- [STATED TASK] Provide an exact reproduction of every entry.

- [RAW RECORDS]
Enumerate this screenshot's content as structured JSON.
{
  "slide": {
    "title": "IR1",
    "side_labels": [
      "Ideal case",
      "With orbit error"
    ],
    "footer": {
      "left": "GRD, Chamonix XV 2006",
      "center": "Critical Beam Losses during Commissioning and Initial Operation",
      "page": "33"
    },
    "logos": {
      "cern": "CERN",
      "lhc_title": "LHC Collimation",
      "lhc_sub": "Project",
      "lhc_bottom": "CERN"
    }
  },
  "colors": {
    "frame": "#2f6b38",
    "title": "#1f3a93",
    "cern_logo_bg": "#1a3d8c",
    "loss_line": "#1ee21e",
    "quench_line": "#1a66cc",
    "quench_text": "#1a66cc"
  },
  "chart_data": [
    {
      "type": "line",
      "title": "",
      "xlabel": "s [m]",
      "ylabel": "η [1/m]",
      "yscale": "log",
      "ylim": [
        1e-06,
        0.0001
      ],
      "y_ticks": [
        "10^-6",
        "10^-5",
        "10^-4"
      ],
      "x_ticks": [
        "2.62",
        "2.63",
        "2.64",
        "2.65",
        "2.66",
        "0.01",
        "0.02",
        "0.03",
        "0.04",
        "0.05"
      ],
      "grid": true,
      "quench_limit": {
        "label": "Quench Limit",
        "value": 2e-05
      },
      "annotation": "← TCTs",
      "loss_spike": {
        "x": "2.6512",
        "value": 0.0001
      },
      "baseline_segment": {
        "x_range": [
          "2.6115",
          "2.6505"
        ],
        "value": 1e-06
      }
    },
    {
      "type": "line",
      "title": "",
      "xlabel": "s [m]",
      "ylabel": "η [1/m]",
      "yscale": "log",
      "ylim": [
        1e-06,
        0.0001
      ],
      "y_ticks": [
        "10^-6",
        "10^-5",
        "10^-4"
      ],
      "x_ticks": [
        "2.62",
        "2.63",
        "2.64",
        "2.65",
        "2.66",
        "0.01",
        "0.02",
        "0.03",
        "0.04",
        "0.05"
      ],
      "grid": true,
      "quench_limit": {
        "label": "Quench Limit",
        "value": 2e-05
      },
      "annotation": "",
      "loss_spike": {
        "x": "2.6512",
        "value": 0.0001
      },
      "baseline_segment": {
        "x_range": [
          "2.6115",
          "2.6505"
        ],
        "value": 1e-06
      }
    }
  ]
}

- [RESPONSE TO THE TASK]
Enumerate this screenshot's content as structured JSON.
{
  "slide": {
    "title": "IR1",
    "side_labels": [
      "Ideal case",
      "With orbit error"
    ],
    "footer": {
      "left": "GRD, Chamonix XV 2006",
      "center": "Critical Beam Losses during Commissioning and Initial Operation",
      "page": "33"
    },
    "logos": {
      "cern": "CERN",
      "lhc_title": "LHC Collimation",
      "lhc_sub": "Project",
      "lhc_bottom": "CERN"
    }
  },
  "colors": {
    "frame": "#2f6b38",
    "title": "#1f3a93",
    "cern_logo_bg": "#1a3d8c",
    "loss_line": "#1ee21e",
    "quench_line": "#1a66cc",
    "quench_text": "#1a66cc"
  },
  "chart_data": [
    {
      "type": "line",
      "title": "",
      "xlabel": "s [m]",
      "ylabel": "η [1/m]",
      "yscale": "log",
      "ylim": [
        1e-06,
        0.0001
      ],
      "y_ticks": [
        "10^-6",
        "10^-5",
        "10^-4"
      ],
      "x_ticks": [
        "2.62",
        "2.63",
        "2.64",
        "2.65",
        "2.66",
        "0.01",
        "0.02",
        "0.03",
        "0.04",
        "0.05"
      ],
      "grid": true,
      "quench_limit": {
        "label": "Quench Limit",
        "value": 2e-05
      },
      "annotation": "← TCTs",
      "loss_spike": {
        "x": "2.6512",
        "value": 0.0001
      },
      "baseline_segment": {
        "x_range": [
          "2.6115",
          "2.6505"
        ],
        "value": 1e-06
      }
    },
    {
      "type": "line",
      "title": "",
      "xlabel": "s [m]",
      "ylabel": "η [1/m]",
      "yscale": "log",
      "ylim": [
        1e-06,
        0.0001
      ],
      "y_ticks": [
        "10^-6",
        "10^-5",
        "10^-4"
      ],
      "x_ticks": [
        "2.62",
        "2.63",
        "2.64",
        "2.65",
        "2.66",
        "0.01",
        "0.02",
        "0.03",
        "0.04",
        "0.05"
      ],
      "grid": true,
      "quench_limit": {
        "label": "Quench Limit",
        "value": 2e-05
      },
      "annotation": "",
      "loss_spike": {
        "x": "2.6512",
        "value": 0.0001
      },
      "baseline_segment": {
        "x_range": [
          "2.6115",
          "2.6505"
        ],
        "value": 1e-06
      }
    }
  ]
}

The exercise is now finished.